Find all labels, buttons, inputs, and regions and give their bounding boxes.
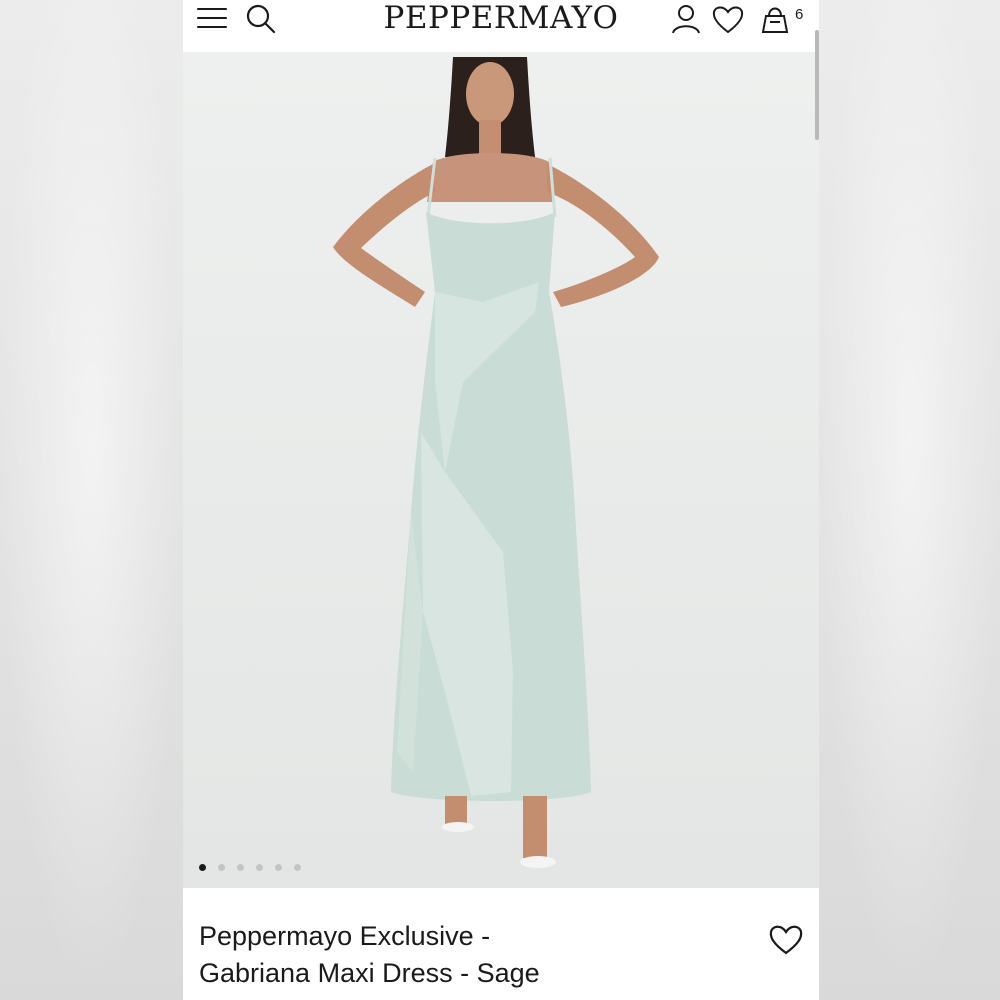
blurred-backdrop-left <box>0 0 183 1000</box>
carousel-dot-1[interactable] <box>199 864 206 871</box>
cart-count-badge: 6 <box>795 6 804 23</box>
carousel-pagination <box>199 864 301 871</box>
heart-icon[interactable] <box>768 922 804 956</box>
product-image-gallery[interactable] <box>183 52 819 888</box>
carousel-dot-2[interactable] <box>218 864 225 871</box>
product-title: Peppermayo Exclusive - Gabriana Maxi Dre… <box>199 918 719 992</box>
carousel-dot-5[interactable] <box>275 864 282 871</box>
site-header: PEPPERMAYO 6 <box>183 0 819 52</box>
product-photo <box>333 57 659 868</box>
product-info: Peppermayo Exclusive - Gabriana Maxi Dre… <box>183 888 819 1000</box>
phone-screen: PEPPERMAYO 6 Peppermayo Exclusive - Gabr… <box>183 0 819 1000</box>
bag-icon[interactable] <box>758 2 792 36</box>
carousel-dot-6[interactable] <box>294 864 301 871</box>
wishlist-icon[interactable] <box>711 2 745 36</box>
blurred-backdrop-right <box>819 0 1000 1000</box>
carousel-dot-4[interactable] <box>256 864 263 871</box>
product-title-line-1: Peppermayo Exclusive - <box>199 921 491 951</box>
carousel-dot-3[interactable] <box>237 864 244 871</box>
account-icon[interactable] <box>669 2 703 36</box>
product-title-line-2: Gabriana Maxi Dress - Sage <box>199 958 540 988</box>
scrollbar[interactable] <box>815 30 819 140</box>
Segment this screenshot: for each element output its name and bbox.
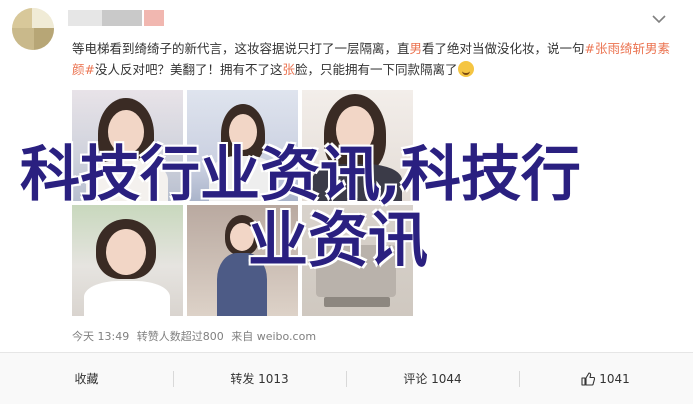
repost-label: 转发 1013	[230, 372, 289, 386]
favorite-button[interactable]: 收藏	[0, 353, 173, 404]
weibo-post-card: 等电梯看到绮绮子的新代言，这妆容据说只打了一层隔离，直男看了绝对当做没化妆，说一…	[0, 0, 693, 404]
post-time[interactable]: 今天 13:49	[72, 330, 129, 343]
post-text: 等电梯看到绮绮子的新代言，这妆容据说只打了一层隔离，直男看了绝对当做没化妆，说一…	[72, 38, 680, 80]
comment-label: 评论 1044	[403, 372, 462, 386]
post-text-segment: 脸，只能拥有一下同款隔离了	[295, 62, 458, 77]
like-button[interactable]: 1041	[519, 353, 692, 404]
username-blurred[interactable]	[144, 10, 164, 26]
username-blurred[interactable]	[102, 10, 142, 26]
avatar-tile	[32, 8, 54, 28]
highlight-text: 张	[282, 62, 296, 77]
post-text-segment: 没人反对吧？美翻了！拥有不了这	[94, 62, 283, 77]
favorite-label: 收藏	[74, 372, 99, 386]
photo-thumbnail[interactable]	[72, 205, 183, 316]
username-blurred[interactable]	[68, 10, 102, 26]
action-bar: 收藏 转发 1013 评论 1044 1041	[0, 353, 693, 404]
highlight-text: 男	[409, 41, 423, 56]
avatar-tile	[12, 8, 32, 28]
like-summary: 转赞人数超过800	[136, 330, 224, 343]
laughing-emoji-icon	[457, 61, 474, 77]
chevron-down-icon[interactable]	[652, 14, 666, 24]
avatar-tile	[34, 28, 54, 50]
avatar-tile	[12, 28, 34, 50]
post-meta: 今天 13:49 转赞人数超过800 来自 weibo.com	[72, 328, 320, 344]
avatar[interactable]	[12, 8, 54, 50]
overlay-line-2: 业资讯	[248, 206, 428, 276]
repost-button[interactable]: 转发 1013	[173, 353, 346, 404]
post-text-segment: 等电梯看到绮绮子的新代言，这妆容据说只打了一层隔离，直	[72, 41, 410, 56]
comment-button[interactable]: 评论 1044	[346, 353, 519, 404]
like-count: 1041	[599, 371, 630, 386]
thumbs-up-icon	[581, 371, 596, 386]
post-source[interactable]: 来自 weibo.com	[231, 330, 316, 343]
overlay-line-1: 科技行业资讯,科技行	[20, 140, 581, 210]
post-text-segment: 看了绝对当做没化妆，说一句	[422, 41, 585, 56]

++++++

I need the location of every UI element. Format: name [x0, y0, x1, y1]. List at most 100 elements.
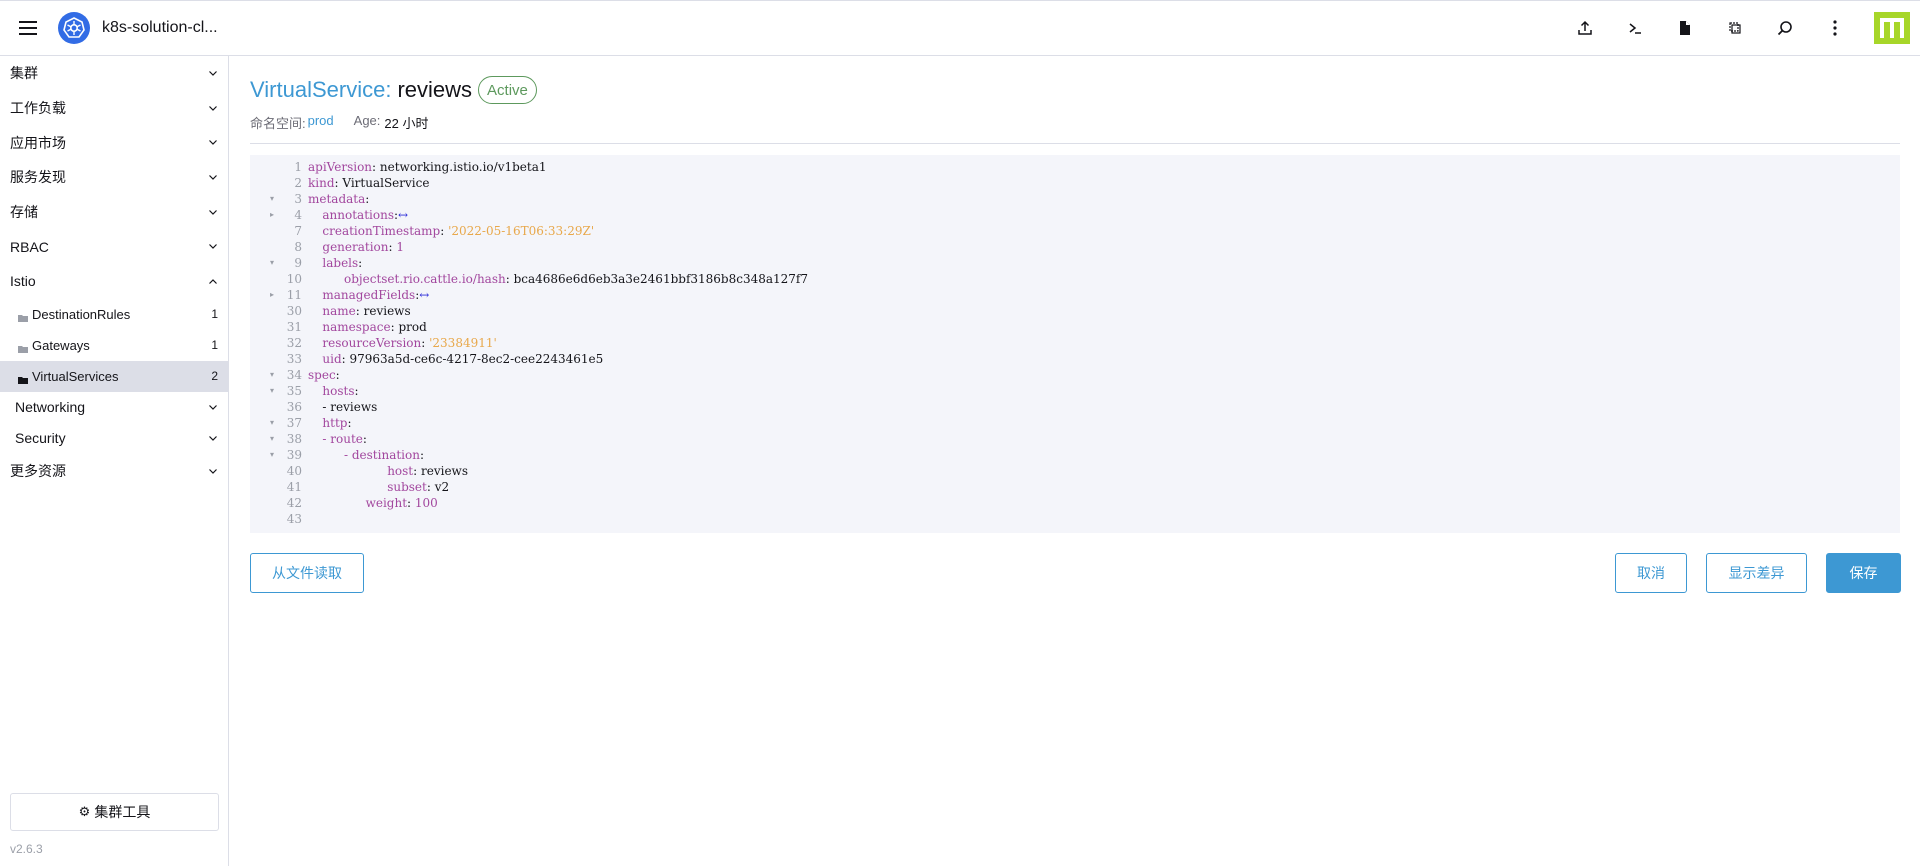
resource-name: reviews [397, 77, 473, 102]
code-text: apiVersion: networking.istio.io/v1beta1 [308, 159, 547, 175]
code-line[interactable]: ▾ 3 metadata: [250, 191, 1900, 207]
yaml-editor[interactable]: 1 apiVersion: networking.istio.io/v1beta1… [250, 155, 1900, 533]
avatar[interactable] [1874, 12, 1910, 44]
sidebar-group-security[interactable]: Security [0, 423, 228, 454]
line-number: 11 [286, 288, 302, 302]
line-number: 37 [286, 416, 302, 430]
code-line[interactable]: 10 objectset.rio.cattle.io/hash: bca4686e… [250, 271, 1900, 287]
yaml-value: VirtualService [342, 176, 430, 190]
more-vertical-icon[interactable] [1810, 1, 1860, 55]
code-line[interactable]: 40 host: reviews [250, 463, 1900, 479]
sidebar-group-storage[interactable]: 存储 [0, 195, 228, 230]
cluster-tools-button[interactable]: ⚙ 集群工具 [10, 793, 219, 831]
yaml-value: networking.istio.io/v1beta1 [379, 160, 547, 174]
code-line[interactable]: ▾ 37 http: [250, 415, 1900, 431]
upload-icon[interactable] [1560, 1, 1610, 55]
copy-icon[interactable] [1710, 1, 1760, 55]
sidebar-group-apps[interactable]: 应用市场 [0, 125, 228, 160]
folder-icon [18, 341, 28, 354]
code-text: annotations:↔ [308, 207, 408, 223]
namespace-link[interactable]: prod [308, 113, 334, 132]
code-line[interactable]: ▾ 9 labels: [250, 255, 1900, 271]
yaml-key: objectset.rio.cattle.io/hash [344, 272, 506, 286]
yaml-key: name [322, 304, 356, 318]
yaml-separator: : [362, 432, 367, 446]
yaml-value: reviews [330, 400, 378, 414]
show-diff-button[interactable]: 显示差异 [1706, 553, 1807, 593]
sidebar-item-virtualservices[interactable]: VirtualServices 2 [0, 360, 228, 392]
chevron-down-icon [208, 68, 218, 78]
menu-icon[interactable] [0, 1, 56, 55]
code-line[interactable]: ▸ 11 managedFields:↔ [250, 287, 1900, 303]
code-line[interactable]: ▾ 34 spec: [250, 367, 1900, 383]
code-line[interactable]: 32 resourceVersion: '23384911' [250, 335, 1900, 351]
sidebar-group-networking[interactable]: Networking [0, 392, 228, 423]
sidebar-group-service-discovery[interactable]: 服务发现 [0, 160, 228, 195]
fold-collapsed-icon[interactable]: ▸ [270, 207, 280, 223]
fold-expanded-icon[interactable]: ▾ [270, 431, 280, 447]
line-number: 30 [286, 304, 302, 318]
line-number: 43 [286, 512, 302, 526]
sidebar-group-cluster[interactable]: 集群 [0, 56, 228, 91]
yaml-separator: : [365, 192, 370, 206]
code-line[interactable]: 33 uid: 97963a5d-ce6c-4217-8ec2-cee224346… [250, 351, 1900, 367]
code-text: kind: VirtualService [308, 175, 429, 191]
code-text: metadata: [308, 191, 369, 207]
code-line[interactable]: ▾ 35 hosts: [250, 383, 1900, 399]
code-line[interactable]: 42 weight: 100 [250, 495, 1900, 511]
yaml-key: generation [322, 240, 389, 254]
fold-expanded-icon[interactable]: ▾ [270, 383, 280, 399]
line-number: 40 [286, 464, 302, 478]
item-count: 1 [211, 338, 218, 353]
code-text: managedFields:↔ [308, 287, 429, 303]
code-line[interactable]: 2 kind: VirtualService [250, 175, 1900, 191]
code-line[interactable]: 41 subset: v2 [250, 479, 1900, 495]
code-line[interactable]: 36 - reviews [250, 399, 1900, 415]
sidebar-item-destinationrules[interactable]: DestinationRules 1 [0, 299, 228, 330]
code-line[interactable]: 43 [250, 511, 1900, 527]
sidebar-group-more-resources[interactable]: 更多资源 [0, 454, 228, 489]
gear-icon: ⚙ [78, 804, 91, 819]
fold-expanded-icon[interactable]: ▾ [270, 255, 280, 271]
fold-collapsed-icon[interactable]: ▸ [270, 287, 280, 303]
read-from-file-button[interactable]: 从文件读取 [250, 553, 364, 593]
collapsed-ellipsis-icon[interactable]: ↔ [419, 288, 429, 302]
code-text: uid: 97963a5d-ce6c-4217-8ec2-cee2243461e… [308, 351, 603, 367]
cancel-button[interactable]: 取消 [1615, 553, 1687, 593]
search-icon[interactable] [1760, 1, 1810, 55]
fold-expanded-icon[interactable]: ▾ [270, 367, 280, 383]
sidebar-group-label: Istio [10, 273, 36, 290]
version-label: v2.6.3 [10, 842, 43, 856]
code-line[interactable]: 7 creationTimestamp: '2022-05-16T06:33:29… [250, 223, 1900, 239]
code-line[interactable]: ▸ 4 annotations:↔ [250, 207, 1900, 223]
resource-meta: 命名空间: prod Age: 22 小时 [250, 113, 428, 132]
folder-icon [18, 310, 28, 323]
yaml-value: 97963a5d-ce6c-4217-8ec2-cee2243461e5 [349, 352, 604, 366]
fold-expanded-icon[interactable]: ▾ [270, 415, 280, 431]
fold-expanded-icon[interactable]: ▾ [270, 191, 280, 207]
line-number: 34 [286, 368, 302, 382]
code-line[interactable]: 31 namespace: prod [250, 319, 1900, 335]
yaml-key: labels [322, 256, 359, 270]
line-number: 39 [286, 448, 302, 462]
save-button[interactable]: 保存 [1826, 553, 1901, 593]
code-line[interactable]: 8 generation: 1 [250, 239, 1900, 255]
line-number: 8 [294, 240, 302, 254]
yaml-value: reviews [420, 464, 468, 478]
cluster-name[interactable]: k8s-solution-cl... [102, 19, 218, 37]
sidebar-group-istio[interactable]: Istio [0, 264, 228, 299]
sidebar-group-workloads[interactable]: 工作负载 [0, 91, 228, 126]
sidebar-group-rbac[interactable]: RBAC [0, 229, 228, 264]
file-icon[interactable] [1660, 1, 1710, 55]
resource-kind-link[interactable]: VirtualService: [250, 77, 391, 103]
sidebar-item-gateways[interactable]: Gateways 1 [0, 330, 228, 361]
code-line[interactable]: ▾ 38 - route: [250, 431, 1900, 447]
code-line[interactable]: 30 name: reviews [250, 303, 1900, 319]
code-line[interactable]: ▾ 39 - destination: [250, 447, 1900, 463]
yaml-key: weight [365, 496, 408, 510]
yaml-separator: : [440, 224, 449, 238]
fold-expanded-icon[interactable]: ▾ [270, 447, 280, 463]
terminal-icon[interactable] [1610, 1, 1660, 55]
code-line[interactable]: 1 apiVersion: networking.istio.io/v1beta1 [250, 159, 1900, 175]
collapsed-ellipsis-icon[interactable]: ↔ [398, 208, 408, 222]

++++++

**Work to do**.
Reproduce the material from the line with "Find all labels, buttons, inputs, and" up to and including the line with "Segment this screenshot: for", leaving out any pictures.

**Result of the exercise**.
Find all labels, buttons, inputs, and regions and give their bounding boxes.
blurred-backdrop-left <box>0 0 183 1000</box>
carousel-dot-1[interactable] <box>199 864 206 871</box>
cart-count-badge: 6 <box>795 6 804 23</box>
carousel-pagination <box>199 864 301 871</box>
heart-icon[interactable] <box>768 922 804 956</box>
product-image-gallery[interactable] <box>183 52 819 888</box>
carousel-dot-2[interactable] <box>218 864 225 871</box>
product-title: Peppermayo Exclusive - Gabriana Maxi Dre… <box>199 918 719 992</box>
carousel-dot-5[interactable] <box>275 864 282 871</box>
site-header: PEPPERMAYO 6 <box>183 0 819 52</box>
product-photo <box>333 57 659 868</box>
product-info: Peppermayo Exclusive - Gabriana Maxi Dre… <box>183 888 819 1000</box>
phone-screen: PEPPERMAYO 6 Peppermayo Exclusive - Gabr… <box>183 0 819 1000</box>
bag-icon[interactable] <box>758 2 792 36</box>
carousel-dot-6[interactable] <box>294 864 301 871</box>
wishlist-icon[interactable] <box>711 2 745 36</box>
blurred-backdrop-right <box>819 0 1000 1000</box>
carousel-dot-4[interactable] <box>256 864 263 871</box>
product-title-line-1: Peppermayo Exclusive - <box>199 921 491 951</box>
carousel-dot-3[interactable] <box>237 864 244 871</box>
account-icon[interactable] <box>669 2 703 36</box>
product-title-line-2: Gabriana Maxi Dress - Sage <box>199 958 540 988</box>
scrollbar[interactable] <box>815 30 819 140</box>
Segment this screenshot: for each element output its name and bbox.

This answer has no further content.